▶ _PROBLEM_
Copy out the lines that include the word "title".

(Collection entries)
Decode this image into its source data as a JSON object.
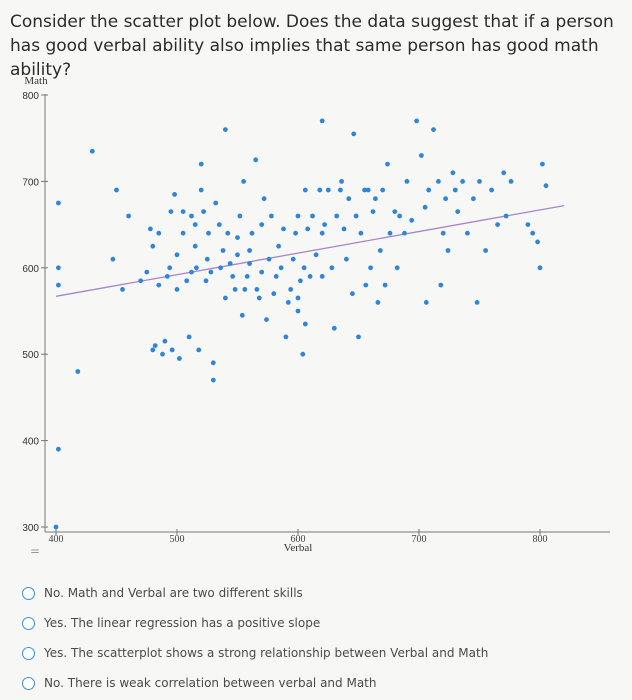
{
  "question": "Consider the scatter plot below. Does the data suggest that if a person has good verbal ability also implies that same person has good math ability?",
  "options": [
    "No. Math and Verbal are two different skills",
    "Yes. The linear regression has a positive slope",
    "Yes. The scatterplot shows a strong relationship between Verbal and Math",
    "No. There is weak correlation between verbal and Math"
  ],
  "side_mark": "=",
  "colors": {
    "points": "#2f86d8",
    "regression": "#a786c8",
    "axis": "#777777"
  },
  "chart_data": {
    "type": "scatter",
    "title": "",
    "xlabel": "Verbal",
    "ylabel": "Math",
    "xlim": [
      360,
      820
    ],
    "ylim": [
      290,
      815
    ],
    "xticks": [
      400,
      500,
      600,
      700,
      800
    ],
    "yticks": [
      300,
      400,
      500,
      600,
      700,
      800
    ],
    "regression": {
      "x": [
        400,
        820
      ],
      "y": [
        567,
        672
      ]
    },
    "points": [
      [
        400,
        300
      ],
      [
        402,
        390
      ],
      [
        402,
        580
      ],
      [
        402,
        675
      ],
      [
        402,
        600
      ],
      [
        418,
        480
      ],
      [
        430,
        735
      ],
      [
        447,
        610
      ],
      [
        450,
        690
      ],
      [
        455,
        575
      ],
      [
        460,
        660
      ],
      [
        470,
        585
      ],
      [
        475,
        595
      ],
      [
        478,
        645
      ],
      [
        480,
        625
      ],
      [
        480,
        505
      ],
      [
        482,
        510
      ],
      [
        485,
        580
      ],
      [
        485,
        640
      ],
      [
        488,
        500
      ],
      [
        490,
        515
      ],
      [
        492,
        590
      ],
      [
        494,
        600
      ],
      [
        495,
        665
      ],
      [
        496,
        505
      ],
      [
        498,
        685
      ],
      [
        500,
        615
      ],
      [
        500,
        575
      ],
      [
        502,
        495
      ],
      [
        505,
        665
      ],
      [
        505,
        640
      ],
      [
        508,
        585
      ],
      [
        510,
        520
      ],
      [
        512,
        595
      ],
      [
        512,
        660
      ],
      [
        515,
        625
      ],
      [
        515,
        650
      ],
      [
        516,
        600
      ],
      [
        518,
        505
      ],
      [
        520,
        720
      ],
      [
        520,
        690
      ],
      [
        522,
        665
      ],
      [
        524,
        585
      ],
      [
        525,
        610
      ],
      [
        526,
        640
      ],
      [
        528,
        595
      ],
      [
        530,
        490
      ],
      [
        530,
        470
      ],
      [
        532,
        675
      ],
      [
        535,
        650
      ],
      [
        536,
        600
      ],
      [
        538,
        620
      ],
      [
        540,
        565
      ],
      [
        540,
        760
      ],
      [
        542,
        640
      ],
      [
        544,
        605
      ],
      [
        546,
        590
      ],
      [
        548,
        575
      ],
      [
        550,
        615
      ],
      [
        550,
        635
      ],
      [
        552,
        660
      ],
      [
        554,
        545
      ],
      [
        555,
        700
      ],
      [
        556,
        575
      ],
      [
        558,
        590
      ],
      [
        560,
        605
      ],
      [
        560,
        620
      ],
      [
        562,
        640
      ],
      [
        565,
        725
      ],
      [
        566,
        575
      ],
      [
        568,
        565
      ],
      [
        570,
        595
      ],
      [
        570,
        650
      ],
      [
        572,
        680
      ],
      [
        574,
        540
      ],
      [
        576,
        610
      ],
      [
        578,
        660
      ],
      [
        580,
        570
      ],
      [
        582,
        590
      ],
      [
        584,
        625
      ],
      [
        586,
        600
      ],
      [
        588,
        645
      ],
      [
        590,
        520
      ],
      [
        592,
        560
      ],
      [
        594,
        575
      ],
      [
        596,
        610
      ],
      [
        598,
        640
      ],
      [
        600,
        550
      ],
      [
        600,
        565
      ],
      [
        600,
        660
      ],
      [
        602,
        585
      ],
      [
        604,
        500
      ],
      [
        605,
        600
      ],
      [
        606,
        690
      ],
      [
        606,
        535
      ],
      [
        608,
        645
      ],
      [
        610,
        590
      ],
      [
        612,
        660
      ],
      [
        615,
        615
      ],
      [
        618,
        690
      ],
      [
        620,
        590
      ],
      [
        620,
        640
      ],
      [
        620,
        770
      ],
      [
        622,
        650
      ],
      [
        625,
        690
      ],
      [
        628,
        600
      ],
      [
        630,
        530
      ],
      [
        632,
        660
      ],
      [
        635,
        690
      ],
      [
        636,
        700
      ],
      [
        638,
        645
      ],
      [
        640,
        610
      ],
      [
        642,
        680
      ],
      [
        645,
        570
      ],
      [
        646,
        755
      ],
      [
        648,
        660
      ],
      [
        650,
        520
      ],
      [
        652,
        640
      ],
      [
        655,
        690
      ],
      [
        656,
        580
      ],
      [
        658,
        690
      ],
      [
        660,
        600
      ],
      [
        662,
        665
      ],
      [
        664,
        680
      ],
      [
        666,
        560
      ],
      [
        668,
        620
      ],
      [
        670,
        690
      ],
      [
        672,
        580
      ],
      [
        674,
        720
      ],
      [
        676,
        640
      ],
      [
        680,
        665
      ],
      [
        682,
        600
      ],
      [
        684,
        660
      ],
      [
        688,
        640
      ],
      [
        690,
        700
      ],
      [
        694,
        655
      ],
      [
        698,
        770
      ],
      [
        702,
        730
      ],
      [
        705,
        670
      ],
      [
        706,
        560
      ],
      [
        708,
        690
      ],
      [
        712,
        760
      ],
      [
        716,
        700
      ],
      [
        718,
        580
      ],
      [
        720,
        640
      ],
      [
        722,
        680
      ],
      [
        724,
        620
      ],
      [
        728,
        710
      ],
      [
        730,
        690
      ],
      [
        732,
        665
      ],
      [
        736,
        700
      ],
      [
        740,
        640
      ],
      [
        745,
        680
      ],
      [
        748,
        560
      ],
      [
        750,
        700
      ],
      [
        755,
        620
      ],
      [
        760,
        690
      ],
      [
        765,
        650
      ],
      [
        770,
        710
      ],
      [
        772,
        660
      ],
      [
        776,
        700
      ],
      [
        790,
        650
      ],
      [
        794,
        640
      ],
      [
        798,
        630
      ],
      [
        800,
        600
      ],
      [
        802,
        720
      ],
      [
        805,
        695
      ]
    ]
  }
}
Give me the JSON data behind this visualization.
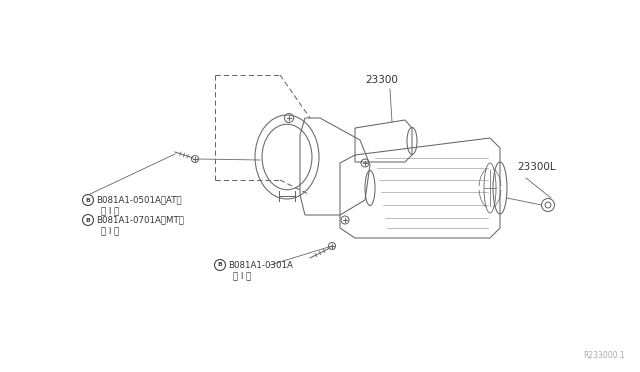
{
  "bg_color": "#ffffff",
  "line_color": "#666666",
  "text_color": "#333333",
  "fig_width": 6.4,
  "fig_height": 3.72,
  "dpi": 100,
  "watermark": "R233000.1",
  "label_23300": "23300",
  "label_23300L": "23300L",
  "label_b1_l1": "B081A1-0501A〈AT〉",
  "label_b1_l2": "（ I ）",
  "label_b2_l1": "B081A1-0701A〈MT〉",
  "label_b2_l2": "（ I ）",
  "label_b3_l1": "B081A1-0301A",
  "label_b3_l2": "（ I ）"
}
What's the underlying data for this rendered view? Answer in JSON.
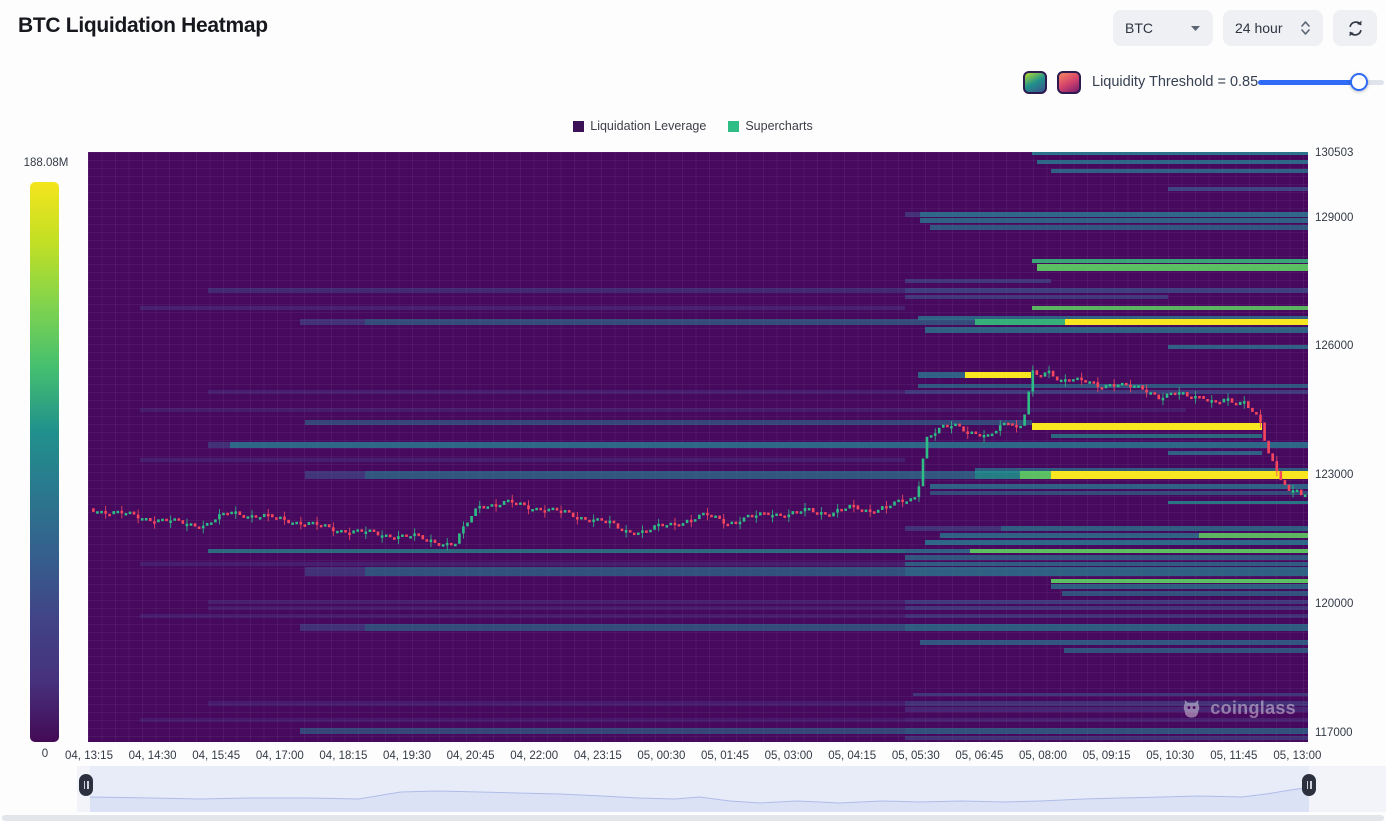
{
  "header": {
    "title": "BTC Liquidation Heatmap"
  },
  "controls": {
    "symbol": "BTC",
    "timeframe": "24 hour",
    "threshold_label": "Liquidity Threshold = 0.85",
    "threshold_value": 0.85,
    "slider_percent": 80,
    "accent_color": "#2f6bf6",
    "colormap_swatches": {
      "viridis": [
        "#b5dc2c",
        "#21918c",
        "#3b528b"
      ],
      "inferno": [
        "#f7855c",
        "#d6456c",
        "#781c6d"
      ]
    }
  },
  "legend": [
    {
      "label": "Liquidation Leverage",
      "color": "#3b1255"
    },
    {
      "label": "Supercharts",
      "color": "#2ebd85"
    }
  ],
  "watermark": {
    "text": "coinglass"
  },
  "chart_data": {
    "type": "heatmap",
    "overlay": "candlestick",
    "title": "BTC Liquidation Heatmap",
    "colorbar": {
      "max_label": "188.08M",
      "min_label": "0",
      "palette": [
        "#f4e51c",
        "#c0df25",
        "#7fd34e",
        "#44bf70",
        "#21918c",
        "#2a788e",
        "#355f8d",
        "#414487",
        "#46327e",
        "#440a54"
      ]
    },
    "y_axis": {
      "side": "right",
      "ticks": [
        "130503",
        "129000",
        "126000",
        "123000",
        "120000",
        "117000"
      ]
    },
    "x_axis": {
      "ticks": [
        "04, 13:15",
        "04, 14:30",
        "04, 15:45",
        "04, 17:00",
        "04, 18:15",
        "04, 19:30",
        "04, 20:45",
        "04, 22:00",
        "04, 23:15",
        "05, 00:30",
        "05, 01:45",
        "05, 03:00",
        "05, 04:15",
        "05, 05:30",
        "05, 06:45",
        "05, 08:00",
        "05, 09:15",
        "05, 10:30",
        "05, 11:45",
        "05, 13:00"
      ]
    },
    "band_colors": {
      "vd": "#4b3a82",
      "d": "#3f5a8f",
      "t": "#2a788e",
      "T": "#21918c",
      "g": "#35b779",
      "G": "#5ec962",
      "y": "#f8e621"
    },
    "heatmap_bands": [
      [
        130520,
        5,
        [
          [
            0.774,
            1,
            "t",
            0.95
          ]
        ]
      ],
      [
        130290,
        4,
        [
          [
            0.778,
            1,
            "t",
            0.85
          ]
        ]
      ],
      [
        130080,
        4,
        [
          [
            0.789,
            1,
            "t",
            0.8
          ]
        ]
      ],
      [
        129660,
        4,
        [
          [
            0.885,
            1,
            "d",
            0.75
          ]
        ]
      ],
      [
        129080,
        5,
        [
          [
            0.67,
            0.682,
            "d",
            0.5
          ],
          [
            0.682,
            1,
            "t",
            0.85
          ]
        ]
      ],
      [
        128920,
        5,
        [
          [
            0.682,
            1,
            "t",
            0.8
          ]
        ]
      ],
      [
        128760,
        5,
        [
          [
            0.69,
            1,
            "t",
            0.7
          ]
        ]
      ],
      [
        127990,
        4,
        [
          [
            0.774,
            1,
            "g",
            0.9
          ]
        ]
      ],
      [
        127830,
        7,
        [
          [
            0.778,
            1,
            "G",
            0.95
          ]
        ]
      ],
      [
        127520,
        4,
        [
          [
            0.67,
            0.789,
            "d",
            0.55
          ]
        ]
      ],
      [
        127310,
        5,
        [
          [
            0.098,
            0.67,
            "d",
            0.4
          ],
          [
            0.67,
            1,
            "d",
            0.65
          ]
        ]
      ],
      [
        127150,
        4,
        [
          [
            0.67,
            0.885,
            "d",
            0.55
          ]
        ]
      ],
      [
        126900,
        4,
        [
          [
            0.043,
            0.67,
            "vd",
            0.5
          ],
          [
            0.774,
            1,
            "G",
            0.9
          ]
        ]
      ],
      [
        126660,
        4,
        [
          [
            0.68,
            1,
            "t",
            0.8
          ]
        ]
      ],
      [
        126570,
        6,
        [
          [
            0.174,
            0.227,
            "d",
            0.5
          ],
          [
            0.227,
            0.727,
            "t",
            0.6
          ],
          [
            0.727,
            0.801,
            "g",
            0.95
          ],
          [
            0.801,
            1,
            "y",
            1
          ]
        ]
      ],
      [
        126380,
        6,
        [
          [
            0.686,
            1,
            "t",
            0.8
          ]
        ]
      ],
      [
        125990,
        4,
        [
          [
            0.885,
            1,
            "t",
            0.8
          ]
        ]
      ],
      [
        125340,
        6,
        [
          [
            0.68,
            0.719,
            "t",
            0.8
          ],
          [
            0.719,
            0.773,
            "y",
            1
          ]
        ]
      ],
      [
        125080,
        4,
        [
          [
            0.68,
            1,
            "t",
            0.7
          ]
        ]
      ],
      [
        124940,
        4,
        [
          [
            0.098,
            0.67,
            "vd",
            0.45
          ],
          [
            0.67,
            1,
            "d",
            0.6
          ]
        ]
      ],
      [
        124520,
        4,
        [
          [
            0.043,
            0.9,
            "vd",
            0.4
          ]
        ]
      ],
      [
        124220,
        5,
        [
          [
            0.178,
            0.774,
            "t",
            0.55
          ]
        ]
      ],
      [
        124130,
        7,
        [
          [
            0.774,
            0.962,
            "y",
            1
          ]
        ]
      ],
      [
        123920,
        4,
        [
          [
            0.789,
            0.962,
            "T",
            0.7
          ]
        ]
      ],
      [
        123710,
        6,
        [
          [
            0.098,
            0.116,
            "d",
            0.5
          ],
          [
            0.116,
            1,
            "t",
            0.85
          ]
        ]
      ],
      [
        123520,
        4,
        [
          [
            0.885,
            0.962,
            "t",
            0.8
          ]
        ]
      ],
      [
        123360,
        4,
        [
          [
            0.043,
            0.67,
            "vd",
            0.45
          ]
        ]
      ],
      [
        123120,
        5,
        [
          [
            0.727,
            1,
            "t",
            0.75
          ]
        ]
      ],
      [
        123010,
        8,
        [
          [
            0.178,
            0.227,
            "d",
            0.55
          ],
          [
            0.227,
            0.727,
            "t",
            0.7
          ],
          [
            0.727,
            0.764,
            "T",
            0.85
          ],
          [
            0.764,
            0.789,
            "G",
            0.95
          ],
          [
            0.789,
            1,
            "y",
            1
          ]
        ]
      ],
      [
        122750,
        5,
        [
          [
            0.69,
            1,
            "t",
            0.8
          ]
        ]
      ],
      [
        122590,
        4,
        [
          [
            0.69,
            1,
            "t",
            0.6
          ]
        ]
      ],
      [
        122360,
        3,
        [
          [
            0.885,
            1,
            "T",
            0.8
          ]
        ]
      ],
      [
        121770,
        5,
        [
          [
            0.67,
            0.748,
            "d",
            0.5
          ],
          [
            0.748,
            1,
            "t",
            0.75
          ]
        ]
      ],
      [
        121590,
        5,
        [
          [
            0.698,
            0.911,
            "t",
            0.8
          ],
          [
            0.911,
            1,
            "G",
            0.9
          ]
        ]
      ],
      [
        121430,
        5,
        [
          [
            0.686,
            1,
            "t",
            0.85
          ]
        ]
      ],
      [
        121240,
        4,
        [
          [
            0.098,
            0.67,
            "T",
            0.7
          ],
          [
            0.67,
            0.723,
            "t",
            0.8
          ],
          [
            0.723,
            1,
            "G",
            0.95
          ]
        ]
      ],
      [
        121080,
        5,
        [
          [
            0.67,
            1,
            "t",
            0.7
          ]
        ]
      ],
      [
        120940,
        4,
        [
          [
            0.043,
            0.67,
            "vd",
            0.45
          ],
          [
            0.67,
            1,
            "t",
            0.75
          ]
        ]
      ],
      [
        120770,
        9,
        [
          [
            0.178,
            0.227,
            "d",
            0.5
          ],
          [
            0.227,
            0.67,
            "t",
            0.65
          ],
          [
            0.67,
            1,
            "t",
            0.8
          ]
        ]
      ],
      [
        120540,
        4,
        [
          [
            0.789,
            1,
            "G",
            0.95
          ]
        ]
      ],
      [
        120420,
        5,
        [
          [
            0.789,
            1,
            "t",
            0.75
          ]
        ]
      ],
      [
        120260,
        5,
        [
          [
            0.798,
            1,
            "t",
            0.65
          ]
        ]
      ],
      [
        120050,
        4,
        [
          [
            0.098,
            0.67,
            "vd",
            0.45
          ],
          [
            0.67,
            1,
            "d",
            0.6
          ]
        ]
      ],
      [
        119910,
        4,
        [
          [
            0.098,
            0.67,
            "vd",
            0.4
          ],
          [
            0.67,
            1,
            "d",
            0.55
          ]
        ]
      ],
      [
        119730,
        4,
        [
          [
            0.043,
            0.67,
            "vd",
            0.4
          ],
          [
            0.67,
            1,
            "d",
            0.5
          ]
        ]
      ],
      [
        119450,
        7,
        [
          [
            0.174,
            0.227,
            "d",
            0.5
          ],
          [
            0.227,
            0.67,
            "t",
            0.6
          ],
          [
            0.67,
            1,
            "t",
            0.75
          ]
        ]
      ],
      [
        119100,
        5,
        [
          [
            0.682,
            1,
            "t",
            0.7
          ]
        ]
      ],
      [
        118930,
        5,
        [
          [
            0.8,
            1,
            "t",
            0.65
          ]
        ]
      ],
      [
        117910,
        3,
        [
          [
            0.676,
            1,
            "d",
            0.55
          ]
        ]
      ],
      [
        117700,
        5,
        [
          [
            0.098,
            0.67,
            "vd",
            0.4
          ],
          [
            0.67,
            1,
            "d",
            0.5
          ]
        ]
      ],
      [
        117540,
        5,
        [
          [
            0.67,
            1,
            "vd",
            0.6
          ]
        ]
      ],
      [
        117310,
        4,
        [
          [
            0.043,
            0.67,
            "vd",
            0.35
          ],
          [
            0.67,
            1,
            "vd",
            0.5
          ]
        ]
      ],
      [
        117050,
        6,
        [
          [
            0.174,
            0.67,
            "t",
            0.55
          ],
          [
            0.67,
            1,
            "t",
            0.65
          ]
        ]
      ],
      [
        116890,
        4,
        [
          [
            0.67,
            1,
            "d",
            0.5
          ]
        ]
      ]
    ],
    "candles": {
      "up_color": "#2ebd85",
      "down_color": "#f6465d",
      "anchors": [
        [
          0,
          122240
        ],
        [
          0.034,
          122077
        ],
        [
          0.071,
          121914
        ],
        [
          0.096,
          121844
        ],
        [
          0.118,
          122147
        ],
        [
          0.133,
          122077
        ],
        [
          0.166,
          121961
        ],
        [
          0.198,
          121774
        ],
        [
          0.231,
          121658
        ],
        [
          0.268,
          121565
        ],
        [
          0.301,
          121379
        ],
        [
          0.313,
          121961
        ],
        [
          0.321,
          122310
        ],
        [
          0.346,
          122356
        ],
        [
          0.371,
          122240
        ],
        [
          0.399,
          122077
        ],
        [
          0.424,
          121914
        ],
        [
          0.44,
          121727
        ],
        [
          0.457,
          121681
        ],
        [
          0.473,
          121844
        ],
        [
          0.493,
          121961
        ],
        [
          0.51,
          122077
        ],
        [
          0.526,
          121914
        ],
        [
          0.543,
          122007
        ],
        [
          0.559,
          122147
        ],
        [
          0.575,
          122077
        ],
        [
          0.592,
          122193
        ],
        [
          0.608,
          122124
        ],
        [
          0.625,
          122240
        ],
        [
          0.641,
          122193
        ],
        [
          0.66,
          122310
        ],
        [
          0.674,
          122426
        ],
        [
          0.68,
          122542
        ],
        [
          0.684,
          123240
        ],
        [
          0.687,
          123869
        ],
        [
          0.698,
          124055
        ],
        [
          0.711,
          124171
        ],
        [
          0.727,
          124008
        ],
        [
          0.739,
          123869
        ],
        [
          0.748,
          124102
        ],
        [
          0.756,
          124288
        ],
        [
          0.764,
          124102
        ],
        [
          0.77,
          124637
        ],
        [
          0.774,
          125405
        ],
        [
          0.78,
          125265
        ],
        [
          0.789,
          125382
        ],
        [
          0.797,
          125219
        ],
        [
          0.805,
          125312
        ],
        [
          0.817,
          125172
        ],
        [
          0.83,
          125033
        ],
        [
          0.842,
          125196
        ],
        [
          0.854,
          125079
        ],
        [
          0.866,
          124963
        ],
        [
          0.879,
          124847
        ],
        [
          0.891,
          124963
        ],
        [
          0.903,
          124777
        ],
        [
          0.916,
          124847
        ],
        [
          0.924,
          124730
        ],
        [
          0.932,
          124777
        ],
        [
          0.94,
          124614
        ],
        [
          0.948,
          124684
        ],
        [
          0.957,
          124498
        ],
        [
          0.962,
          124242
        ],
        [
          0.967,
          123636
        ],
        [
          0.973,
          123171
        ],
        [
          0.979,
          122845
        ],
        [
          0.985,
          122565
        ],
        [
          0.991,
          122752
        ],
        [
          0.996,
          122496
        ],
        [
          1,
          122635
        ]
      ]
    },
    "navigator": {
      "points": [
        [
          0,
          31
        ],
        [
          0.05,
          32
        ],
        [
          0.09,
          33
        ],
        [
          0.13,
          32
        ],
        [
          0.18,
          32
        ],
        [
          0.22,
          33
        ],
        [
          0.255,
          26
        ],
        [
          0.285,
          25
        ],
        [
          0.32,
          26
        ],
        [
          0.35,
          27
        ],
        [
          0.385,
          28
        ],
        [
          0.42,
          30
        ],
        [
          0.45,
          32
        ],
        [
          0.48,
          33
        ],
        [
          0.5,
          31
        ],
        [
          0.525,
          35
        ],
        [
          0.55,
          37
        ],
        [
          0.58,
          35
        ],
        [
          0.615,
          37
        ],
        [
          0.65,
          35
        ],
        [
          0.68,
          36
        ],
        [
          0.715,
          35
        ],
        [
          0.75,
          36
        ],
        [
          0.78,
          35
        ],
        [
          0.815,
          33
        ],
        [
          0.845,
          32
        ],
        [
          0.88,
          31
        ],
        [
          0.91,
          30
        ],
        [
          0.945,
          31
        ],
        [
          0.965,
          28
        ],
        [
          0.99,
          23
        ],
        [
          1,
          22
        ]
      ],
      "line_color": "#aebce8",
      "fill_color": "#d9e1f5"
    }
  }
}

▶ _SOLUTION TO THIS EXERCISE_
    "title": "",
    "title": "BTC Liquidation Heatmap"
    "title": "BTC Liquidation Heatmap",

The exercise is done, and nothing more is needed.